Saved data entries
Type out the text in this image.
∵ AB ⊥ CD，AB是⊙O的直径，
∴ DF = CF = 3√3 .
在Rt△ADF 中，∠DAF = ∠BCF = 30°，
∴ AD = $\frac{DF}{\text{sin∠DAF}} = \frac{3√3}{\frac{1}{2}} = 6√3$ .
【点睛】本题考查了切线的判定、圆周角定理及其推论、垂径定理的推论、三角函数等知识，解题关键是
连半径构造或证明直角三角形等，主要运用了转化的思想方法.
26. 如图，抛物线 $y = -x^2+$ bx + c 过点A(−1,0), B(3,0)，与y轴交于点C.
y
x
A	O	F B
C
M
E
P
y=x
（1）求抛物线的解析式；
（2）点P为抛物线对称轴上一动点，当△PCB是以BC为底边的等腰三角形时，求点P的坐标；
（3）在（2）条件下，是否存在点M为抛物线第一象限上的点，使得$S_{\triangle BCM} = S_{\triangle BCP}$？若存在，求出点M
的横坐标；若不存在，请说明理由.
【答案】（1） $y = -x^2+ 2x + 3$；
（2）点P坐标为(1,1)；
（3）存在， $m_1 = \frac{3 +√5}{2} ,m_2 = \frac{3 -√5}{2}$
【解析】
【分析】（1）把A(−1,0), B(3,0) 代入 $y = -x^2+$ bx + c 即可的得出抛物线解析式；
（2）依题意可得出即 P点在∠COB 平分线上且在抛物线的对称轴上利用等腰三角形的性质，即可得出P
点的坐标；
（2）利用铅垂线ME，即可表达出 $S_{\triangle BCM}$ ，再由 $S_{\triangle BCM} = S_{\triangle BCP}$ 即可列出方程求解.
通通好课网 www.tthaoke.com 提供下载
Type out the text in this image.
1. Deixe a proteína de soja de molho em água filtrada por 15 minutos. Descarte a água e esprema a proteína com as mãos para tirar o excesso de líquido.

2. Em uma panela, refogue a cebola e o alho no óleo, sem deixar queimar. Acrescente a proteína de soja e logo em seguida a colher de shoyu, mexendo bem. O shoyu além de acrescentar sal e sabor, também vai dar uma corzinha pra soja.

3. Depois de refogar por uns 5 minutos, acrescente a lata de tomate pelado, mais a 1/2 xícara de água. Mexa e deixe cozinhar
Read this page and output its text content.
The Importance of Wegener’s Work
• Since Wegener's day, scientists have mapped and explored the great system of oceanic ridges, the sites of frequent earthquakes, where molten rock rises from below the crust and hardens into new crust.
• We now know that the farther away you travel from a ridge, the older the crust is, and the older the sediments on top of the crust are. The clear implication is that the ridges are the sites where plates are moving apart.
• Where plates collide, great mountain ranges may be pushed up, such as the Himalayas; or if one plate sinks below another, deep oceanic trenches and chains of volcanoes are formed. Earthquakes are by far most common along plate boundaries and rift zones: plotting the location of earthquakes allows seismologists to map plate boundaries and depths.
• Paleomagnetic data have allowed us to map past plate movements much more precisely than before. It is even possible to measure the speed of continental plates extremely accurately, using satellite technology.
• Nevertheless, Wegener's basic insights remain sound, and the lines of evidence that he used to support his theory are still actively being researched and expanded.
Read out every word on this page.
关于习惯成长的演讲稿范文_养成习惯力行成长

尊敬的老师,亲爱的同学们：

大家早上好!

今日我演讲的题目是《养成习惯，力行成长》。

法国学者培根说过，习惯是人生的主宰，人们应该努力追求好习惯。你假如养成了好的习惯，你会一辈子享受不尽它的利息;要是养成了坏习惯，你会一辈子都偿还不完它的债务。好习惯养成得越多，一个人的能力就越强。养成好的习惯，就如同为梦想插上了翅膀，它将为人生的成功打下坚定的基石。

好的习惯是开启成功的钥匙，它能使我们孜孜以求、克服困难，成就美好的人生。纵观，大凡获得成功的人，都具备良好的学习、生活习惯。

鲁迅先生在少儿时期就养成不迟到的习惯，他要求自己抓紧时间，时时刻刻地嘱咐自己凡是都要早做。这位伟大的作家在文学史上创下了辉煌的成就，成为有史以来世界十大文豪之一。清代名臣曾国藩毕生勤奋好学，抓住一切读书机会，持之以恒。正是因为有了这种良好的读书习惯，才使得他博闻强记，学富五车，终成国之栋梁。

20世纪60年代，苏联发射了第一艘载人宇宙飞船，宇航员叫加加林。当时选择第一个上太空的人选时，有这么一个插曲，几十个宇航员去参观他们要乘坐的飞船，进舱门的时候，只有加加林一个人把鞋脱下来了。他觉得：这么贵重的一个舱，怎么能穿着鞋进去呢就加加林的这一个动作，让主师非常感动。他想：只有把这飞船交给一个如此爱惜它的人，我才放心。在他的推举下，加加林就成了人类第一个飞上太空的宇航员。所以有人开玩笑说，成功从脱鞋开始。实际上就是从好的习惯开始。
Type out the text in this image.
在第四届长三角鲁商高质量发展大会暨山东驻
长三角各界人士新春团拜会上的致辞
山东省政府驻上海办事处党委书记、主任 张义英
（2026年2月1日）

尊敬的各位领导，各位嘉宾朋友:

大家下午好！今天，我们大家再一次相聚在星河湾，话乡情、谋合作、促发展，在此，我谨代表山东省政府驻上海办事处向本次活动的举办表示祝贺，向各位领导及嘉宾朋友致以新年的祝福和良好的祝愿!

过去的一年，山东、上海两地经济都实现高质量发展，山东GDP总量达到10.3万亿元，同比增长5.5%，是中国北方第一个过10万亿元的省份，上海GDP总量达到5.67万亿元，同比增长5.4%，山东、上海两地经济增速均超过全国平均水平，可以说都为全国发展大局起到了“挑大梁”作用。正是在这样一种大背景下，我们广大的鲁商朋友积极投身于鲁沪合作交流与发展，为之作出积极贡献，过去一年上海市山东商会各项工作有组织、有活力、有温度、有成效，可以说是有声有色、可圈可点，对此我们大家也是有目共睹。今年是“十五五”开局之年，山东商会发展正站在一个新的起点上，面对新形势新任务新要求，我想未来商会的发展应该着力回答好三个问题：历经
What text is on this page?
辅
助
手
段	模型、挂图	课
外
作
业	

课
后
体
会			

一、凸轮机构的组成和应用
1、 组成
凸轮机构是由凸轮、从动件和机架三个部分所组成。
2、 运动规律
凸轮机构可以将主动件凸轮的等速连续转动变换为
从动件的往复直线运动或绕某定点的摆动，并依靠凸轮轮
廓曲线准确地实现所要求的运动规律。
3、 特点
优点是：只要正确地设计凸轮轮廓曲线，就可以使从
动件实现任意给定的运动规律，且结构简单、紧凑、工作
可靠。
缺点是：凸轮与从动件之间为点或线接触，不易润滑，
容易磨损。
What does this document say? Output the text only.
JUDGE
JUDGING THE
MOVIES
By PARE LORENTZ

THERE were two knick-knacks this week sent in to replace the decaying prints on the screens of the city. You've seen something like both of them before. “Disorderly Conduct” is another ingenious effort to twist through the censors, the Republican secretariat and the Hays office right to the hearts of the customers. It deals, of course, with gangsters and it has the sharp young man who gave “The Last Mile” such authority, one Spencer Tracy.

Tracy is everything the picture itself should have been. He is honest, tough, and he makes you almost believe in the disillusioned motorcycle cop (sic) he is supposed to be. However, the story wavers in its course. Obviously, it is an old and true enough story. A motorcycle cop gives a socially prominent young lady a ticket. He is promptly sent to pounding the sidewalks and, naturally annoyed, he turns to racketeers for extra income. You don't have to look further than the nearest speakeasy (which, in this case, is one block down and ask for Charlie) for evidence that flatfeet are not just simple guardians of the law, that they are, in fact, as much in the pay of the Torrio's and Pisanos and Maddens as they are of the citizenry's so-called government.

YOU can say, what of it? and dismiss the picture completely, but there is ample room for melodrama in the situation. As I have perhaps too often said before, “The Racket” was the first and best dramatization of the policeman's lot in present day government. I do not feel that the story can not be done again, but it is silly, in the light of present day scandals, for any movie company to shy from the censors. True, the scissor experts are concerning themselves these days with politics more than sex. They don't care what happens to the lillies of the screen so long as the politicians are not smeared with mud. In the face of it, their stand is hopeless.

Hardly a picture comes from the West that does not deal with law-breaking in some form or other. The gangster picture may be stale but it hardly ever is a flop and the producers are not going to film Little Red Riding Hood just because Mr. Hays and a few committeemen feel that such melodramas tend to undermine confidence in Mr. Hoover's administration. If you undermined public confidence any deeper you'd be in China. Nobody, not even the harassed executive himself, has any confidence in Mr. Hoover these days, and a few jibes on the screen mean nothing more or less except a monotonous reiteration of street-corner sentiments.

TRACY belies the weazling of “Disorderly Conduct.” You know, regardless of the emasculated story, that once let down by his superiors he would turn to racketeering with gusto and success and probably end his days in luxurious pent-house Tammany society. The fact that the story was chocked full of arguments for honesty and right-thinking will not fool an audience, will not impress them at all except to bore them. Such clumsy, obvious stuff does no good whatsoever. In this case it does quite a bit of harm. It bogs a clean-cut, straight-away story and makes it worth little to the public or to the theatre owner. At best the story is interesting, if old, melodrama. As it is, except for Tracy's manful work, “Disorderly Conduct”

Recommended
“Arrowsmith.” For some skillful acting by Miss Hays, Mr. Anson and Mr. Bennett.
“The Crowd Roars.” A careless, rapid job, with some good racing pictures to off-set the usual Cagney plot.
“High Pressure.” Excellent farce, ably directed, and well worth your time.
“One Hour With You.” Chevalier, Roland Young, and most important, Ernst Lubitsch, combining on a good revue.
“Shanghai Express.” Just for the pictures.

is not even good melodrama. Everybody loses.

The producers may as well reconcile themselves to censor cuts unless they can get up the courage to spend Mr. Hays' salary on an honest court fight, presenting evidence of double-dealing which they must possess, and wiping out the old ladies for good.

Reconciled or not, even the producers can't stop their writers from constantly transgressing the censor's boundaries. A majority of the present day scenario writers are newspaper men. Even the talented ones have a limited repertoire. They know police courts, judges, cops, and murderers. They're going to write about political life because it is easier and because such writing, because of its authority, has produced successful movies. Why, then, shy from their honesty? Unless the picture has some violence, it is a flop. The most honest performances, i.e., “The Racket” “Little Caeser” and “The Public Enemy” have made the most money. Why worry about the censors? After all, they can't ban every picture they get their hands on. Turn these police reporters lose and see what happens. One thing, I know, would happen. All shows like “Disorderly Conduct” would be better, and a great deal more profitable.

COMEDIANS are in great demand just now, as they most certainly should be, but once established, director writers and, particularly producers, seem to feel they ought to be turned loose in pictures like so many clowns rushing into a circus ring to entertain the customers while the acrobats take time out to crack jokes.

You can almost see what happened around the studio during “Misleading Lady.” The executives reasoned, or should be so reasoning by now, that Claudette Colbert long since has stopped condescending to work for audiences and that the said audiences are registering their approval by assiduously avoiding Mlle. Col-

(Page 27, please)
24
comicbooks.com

- [To do] Take every line from the data above that holds "pictures" and copy it out.

- [Correct response]
“The Crowd Roars.” A careless, rapid job, with some good racing pictures to off-set the usual Cagney plot.
“Shanghai Express.” Just for the pictures.
COMEDIANS are in great demand just now, as they most certainly should be, but once established, director writers and, particularly producers, seem to feel they ought to be turned loose in pictures like so many clowns rushing into a circus ring to entertain the customers while the acrobats take time out to crack jokes.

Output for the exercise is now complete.